# DATASET RECORDS
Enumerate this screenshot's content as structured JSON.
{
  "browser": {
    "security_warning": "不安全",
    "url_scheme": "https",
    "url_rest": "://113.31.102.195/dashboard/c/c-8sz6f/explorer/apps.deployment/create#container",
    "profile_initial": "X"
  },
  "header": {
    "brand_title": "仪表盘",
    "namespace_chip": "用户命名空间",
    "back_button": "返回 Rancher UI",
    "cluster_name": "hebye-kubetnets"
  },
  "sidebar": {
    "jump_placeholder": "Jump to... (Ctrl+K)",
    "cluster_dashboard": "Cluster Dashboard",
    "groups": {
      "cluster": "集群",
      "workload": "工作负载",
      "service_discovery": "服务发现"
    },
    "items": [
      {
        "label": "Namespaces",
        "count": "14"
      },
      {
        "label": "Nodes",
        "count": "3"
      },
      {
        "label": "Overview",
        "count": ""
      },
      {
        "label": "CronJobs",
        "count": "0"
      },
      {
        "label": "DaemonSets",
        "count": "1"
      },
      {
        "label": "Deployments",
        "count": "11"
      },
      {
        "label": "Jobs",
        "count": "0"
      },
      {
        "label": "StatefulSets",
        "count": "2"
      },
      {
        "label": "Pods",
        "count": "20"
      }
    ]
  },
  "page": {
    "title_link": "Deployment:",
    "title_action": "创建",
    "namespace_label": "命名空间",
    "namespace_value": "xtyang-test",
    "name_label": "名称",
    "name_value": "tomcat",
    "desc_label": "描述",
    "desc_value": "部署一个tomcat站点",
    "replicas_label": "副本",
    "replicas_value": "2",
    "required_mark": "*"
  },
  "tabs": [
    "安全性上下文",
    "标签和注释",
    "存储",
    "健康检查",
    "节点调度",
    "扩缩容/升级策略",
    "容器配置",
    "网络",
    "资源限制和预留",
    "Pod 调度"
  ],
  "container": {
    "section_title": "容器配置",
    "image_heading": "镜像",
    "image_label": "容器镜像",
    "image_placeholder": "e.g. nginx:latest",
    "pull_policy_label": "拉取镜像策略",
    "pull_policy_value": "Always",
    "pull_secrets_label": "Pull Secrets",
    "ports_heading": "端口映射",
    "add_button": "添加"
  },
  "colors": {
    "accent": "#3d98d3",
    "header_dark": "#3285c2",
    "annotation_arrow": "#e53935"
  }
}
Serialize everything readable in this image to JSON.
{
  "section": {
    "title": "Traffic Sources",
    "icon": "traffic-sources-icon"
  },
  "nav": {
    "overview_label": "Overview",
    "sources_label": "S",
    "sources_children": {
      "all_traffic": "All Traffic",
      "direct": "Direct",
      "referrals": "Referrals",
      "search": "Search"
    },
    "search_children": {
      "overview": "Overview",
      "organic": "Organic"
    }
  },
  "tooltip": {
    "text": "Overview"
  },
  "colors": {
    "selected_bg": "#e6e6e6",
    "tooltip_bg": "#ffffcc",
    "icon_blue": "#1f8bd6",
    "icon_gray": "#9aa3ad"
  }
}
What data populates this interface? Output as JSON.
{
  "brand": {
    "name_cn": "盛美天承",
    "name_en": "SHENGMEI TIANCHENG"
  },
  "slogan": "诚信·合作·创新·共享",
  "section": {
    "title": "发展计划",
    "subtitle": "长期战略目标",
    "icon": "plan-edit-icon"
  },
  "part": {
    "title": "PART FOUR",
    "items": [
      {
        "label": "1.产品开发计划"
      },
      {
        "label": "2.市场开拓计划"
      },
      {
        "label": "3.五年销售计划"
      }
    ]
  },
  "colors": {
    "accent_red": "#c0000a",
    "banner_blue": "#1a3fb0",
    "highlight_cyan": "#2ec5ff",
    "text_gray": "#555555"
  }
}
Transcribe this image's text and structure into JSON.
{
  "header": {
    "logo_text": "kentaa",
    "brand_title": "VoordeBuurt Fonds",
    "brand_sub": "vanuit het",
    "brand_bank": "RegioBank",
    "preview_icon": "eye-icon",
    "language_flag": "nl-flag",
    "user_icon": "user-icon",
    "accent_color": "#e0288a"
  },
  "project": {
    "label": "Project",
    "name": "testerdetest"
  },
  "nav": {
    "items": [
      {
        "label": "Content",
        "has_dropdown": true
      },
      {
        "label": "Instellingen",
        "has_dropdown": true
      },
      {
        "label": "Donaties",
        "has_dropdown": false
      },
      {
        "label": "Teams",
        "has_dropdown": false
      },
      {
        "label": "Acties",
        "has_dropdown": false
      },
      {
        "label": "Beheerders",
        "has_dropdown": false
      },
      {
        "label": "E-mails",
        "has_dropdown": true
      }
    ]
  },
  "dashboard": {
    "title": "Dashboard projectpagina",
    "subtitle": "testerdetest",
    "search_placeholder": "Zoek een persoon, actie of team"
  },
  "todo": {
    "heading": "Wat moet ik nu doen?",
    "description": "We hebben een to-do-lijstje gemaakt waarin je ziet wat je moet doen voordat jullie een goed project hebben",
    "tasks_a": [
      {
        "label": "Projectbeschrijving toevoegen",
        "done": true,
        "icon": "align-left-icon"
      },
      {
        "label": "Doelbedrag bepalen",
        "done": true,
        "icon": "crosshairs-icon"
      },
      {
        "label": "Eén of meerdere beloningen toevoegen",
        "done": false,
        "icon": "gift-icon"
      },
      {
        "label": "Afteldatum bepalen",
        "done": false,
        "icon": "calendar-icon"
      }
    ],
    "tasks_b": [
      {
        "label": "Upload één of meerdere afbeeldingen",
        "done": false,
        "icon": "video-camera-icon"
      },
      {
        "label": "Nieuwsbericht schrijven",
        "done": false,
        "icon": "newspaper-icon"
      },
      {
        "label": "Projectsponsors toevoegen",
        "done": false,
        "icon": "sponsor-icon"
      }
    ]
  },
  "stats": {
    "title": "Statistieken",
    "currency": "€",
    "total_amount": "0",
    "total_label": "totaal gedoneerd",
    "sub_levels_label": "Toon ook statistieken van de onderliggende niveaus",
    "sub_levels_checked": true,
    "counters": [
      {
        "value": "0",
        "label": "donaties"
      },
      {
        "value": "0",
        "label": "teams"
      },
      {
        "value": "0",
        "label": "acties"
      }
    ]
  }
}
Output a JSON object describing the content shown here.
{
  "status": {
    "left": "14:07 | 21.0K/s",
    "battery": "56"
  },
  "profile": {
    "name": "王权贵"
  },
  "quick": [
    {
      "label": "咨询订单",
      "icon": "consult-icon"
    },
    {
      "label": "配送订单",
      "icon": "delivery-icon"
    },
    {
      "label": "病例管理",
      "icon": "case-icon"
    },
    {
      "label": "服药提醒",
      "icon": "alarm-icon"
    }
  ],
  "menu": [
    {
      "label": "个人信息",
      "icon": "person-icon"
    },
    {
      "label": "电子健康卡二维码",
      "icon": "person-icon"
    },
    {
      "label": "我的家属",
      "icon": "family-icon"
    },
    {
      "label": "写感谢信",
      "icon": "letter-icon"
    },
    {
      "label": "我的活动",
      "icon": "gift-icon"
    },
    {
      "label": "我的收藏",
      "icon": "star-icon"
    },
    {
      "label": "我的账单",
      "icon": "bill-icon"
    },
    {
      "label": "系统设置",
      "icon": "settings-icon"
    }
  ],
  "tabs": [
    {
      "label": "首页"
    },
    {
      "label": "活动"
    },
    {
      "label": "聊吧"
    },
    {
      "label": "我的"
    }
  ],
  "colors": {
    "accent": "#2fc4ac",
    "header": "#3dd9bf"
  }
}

# OBJECTIVE
Reproduce each entry above exactly, keeping every word.

# WRITTEN RESPONSE
Enumerate this screenshot's content as structured JSON.
{
  "browser": {
    "security_warning": "不安全",
    "url_scheme": "https",
    "url_rest": "://113.31.102.195/dashboard/c/c-8sz6f/explorer/apps.deployment/create#container",
    "profile_initial": "X"
  },
  "header": {
    "brand_title": "仪表盘",
    "namespace_chip": "用户命名空间",
    "back_button": "返回 Rancher UI",
    "cluster_name": "hebye-kubetnets"
  },
  "sidebar": {
    "jump_placeholder": "Jump to... (Ctrl+K)",
    "cluster_dashboard": "Cluster Dashboard",
    "groups": {
      "cluster": "集群",
      "workload": "工作负载",
      "service_discovery": "服务发现"
    },
    "items": [
      {
        "label": "Namespaces",
        "count": "14"
      },
      {
        "label": "Nodes",
        "count": "3"
      },
      {
        "label": "Overview",
        "count": ""
      },
      {
        "label": "CronJobs",
        "count": "0"
      },
      {
        "label": "DaemonSets",
        "count": "1"
      },
      {
        "label": "Deployments",
        "count": "11"
      },
      {
        "label": "Jobs",
        "count": "0"
      },
      {
        "label": "StatefulSets",
        "count": "2"
      },
      {
        "label": "Pods",
        "count": "20"
      }
    ]
  },
  "page": {
    "title_link": "Deployment:",
    "title_action": "创建",
    "namespace_label": "命名空间",
    "namespace_value": "xtyang-test",
    "name_label": "名称",
    "name_value": "tomcat",
    "desc_label": "描述",
    "desc_value": "部署一个tomcat站点",
    "replicas_label": "副本",
    "replicas_value": "2",
    "required_mark": "*"
  },
  "tabs": [
    "安全性上下文",
    "标签和注释",
    "存储",
    "健康检查",
    "节点调度",
    "扩缩容/升级策略",
    "容器配置",
    "网络",
    "资源限制和预留",
    "Pod 调度"
  ],
  "container": {
    "section_title": "容器配置",
    "image_heading": "镜像",
    "image_label": "容器镜像",
    "image_placeholder": "e.g. nginx:latest",
    "pull_policy_label": "拉取镜像策略",
    "pull_policy_value": "Always",
    "pull_secrets_label": "Pull Secrets",
    "ports_heading": "端口映射",
    "add_button": "添加"
  },
  "colors": {
    "accent": "#3d98d3",
    "header_dark": "#3285c2",
    "annotation_arrow": "#e53935"
  }
}
Serialize everything readable in this image to JSON.
{
  "section": {
    "title": "Traffic Sources",
    "icon": "traffic-sources-icon"
  },
  "nav": {
    "overview_label": "Overview",
    "sources_label": "S",
    "sources_children": {
      "all_traffic": "All Traffic",
      "direct": "Direct",
      "referrals": "Referrals",
      "search": "Search"
    },
    "search_children": {
      "overview": "Overview",
      "organic": "Organic"
    }
  },
  "tooltip": {
    "text": "Overview"
  },
  "colors": {
    "selected_bg": "#e6e6e6",
    "tooltip_bg": "#ffffcc",
    "icon_blue": "#1f8bd6",
    "icon_gray": "#9aa3ad"
  }
}
What data populates this interface? Output as JSON.
{
  "brand": {
    "name_cn": "盛美天承",
    "name_en": "SHENGMEI TIANCHENG"
  },
  "slogan": "诚信·合作·创新·共享",
  "section": {
    "title": "发展计划",
    "subtitle": "长期战略目标",
    "icon": "plan-edit-icon"
  },
  "part": {
    "title": "PART FOUR",
    "items": [
      {
        "label": "1.产品开发计划"
      },
      {
        "label": "2.市场开拓计划"
      },
      {
        "label": "3.五年销售计划"
      }
    ]
  },
  "colors": {
    "accent_red": "#c0000a",
    "banner_blue": "#1a3fb0",
    "highlight_cyan": "#2ec5ff",
    "text_gray": "#555555"
  }
}
Transcribe this image's text and structure into JSON.
{
  "header": {
    "logo_text": "kentaa",
    "brand_title": "VoordeBuurt Fonds",
    "brand_sub": "vanuit het",
    "brand_bank": "RegioBank",
    "preview_icon": "eye-icon",
    "language_flag": "nl-flag",
    "user_icon": "user-icon",
    "accent_color": "#e0288a"
  },
  "project": {
    "label": "Project",
    "name": "testerdetest"
  },
  "nav": {
    "items": [
      {
        "label": "Content",
        "has_dropdown": true
      },
      {
        "label": "Instellingen",
        "has_dropdown": true
      },
      {
        "label": "Donaties",
        "has_dropdown": false
      },
      {
        "label": "Teams",
        "has_dropdown": false
      },
      {
        "label": "Acties",
        "has_dropdown": false
      },
      {
        "label": "Beheerders",
        "has_dropdown": false
      },
      {
        "label": "E-mails",
        "has_dropdown": true
      }
    ]
  },
  "dashboard": {
    "title": "Dashboard projectpagina",
    "subtitle": "testerdetest",
    "search_placeholder": "Zoek een persoon, actie of team"
  },
  "todo": {
    "heading": "Wat moet ik nu doen?",
    "description": "We hebben een to-do-lijstje gemaakt waarin je ziet wat je moet doen voordat jullie een goed project hebben",
    "tasks_a": [
      {
        "label": "Projectbeschrijving toevoegen",
        "done": true,
        "icon": "align-left-icon"
      },
      {
        "label": "Doelbedrag bepalen",
        "done": true,
        "icon": "crosshairs-icon"
      },
      {
        "label": "Eén of meerdere beloningen toevoegen",
        "done": false,
        "icon": "gift-icon"
      },
      {
        "label": "Afteldatum bepalen",
        "done": false,
        "icon": "calendar-icon"
      }
    ],
    "tasks_b": [
      {
        "label": "Upload één of meerdere afbeeldingen",
        "done": false,
        "icon": "video-camera-icon"
      },
      {
        "label": "Nieuwsbericht schrijven",
        "done": false,
        "icon": "newspaper-icon"
      },
      {
        "label": "Projectsponsors toevoegen",
        "done": false,
        "icon": "sponsor-icon"
      }
    ]
  },
  "stats": {
    "title": "Statistieken",
    "currency": "€",
    "total_amount": "0",
    "total_label": "totaal gedoneerd",
    "sub_levels_label": "Toon ook statistieken van de onderliggende niveaus",
    "sub_levels_checked": true,
    "counters": [
      {
        "value": "0",
        "label": "donaties"
      },
      {
        "value": "0",
        "label": "teams"
      },
      {
        "value": "0",
        "label": "acties"
      }
    ]
  }
}
Output a JSON object describing the content shown here.
{
  "status": {
    "left": "14:07 | 21.0K/s",
    "battery": "56"
  },
  "profile": {
    "name": "王权贵"
  },
  "quick": [
    {
      "label": "咨询订单",
      "icon": "consult-icon"
    },
    {
      "label": "配送订单",
      "icon": "delivery-icon"
    },
    {
      "label": "病例管理",
      "icon": "case-icon"
    },
    {
      "label": "服药提醒",
      "icon": "alarm-icon"
    }
  ],
  "menu": [
    {
      "label": "个人信息",
      "icon": "person-icon"
    },
    {
      "label": "电子健康卡二维码",
      "icon": "person-icon"
    },
    {
      "label": "我的家属",
      "icon": "family-icon"
    },
    {
      "label": "写感谢信",
      "icon": "letter-icon"
    },
    {
      "label": "我的活动",
      "icon": "gift-icon"
    },
    {
      "label": "我的收藏",
      "icon": "star-icon"
    },
    {
      "label": "我的账单",
      "icon": "bill-icon"
    },
    {
      "label": "系统设置",
      "icon": "settings-icon"
    }
  ],
  "tabs": [
    {
      "label": "首页"
    },
    {
      "label": "活动"
    },
    {
      "label": "聊吧"
    },
    {
      "label": "我的"
    }
  ],
  "colors": {
    "accent": "#2fc4ac",
    "header": "#3dd9bf"
  }
}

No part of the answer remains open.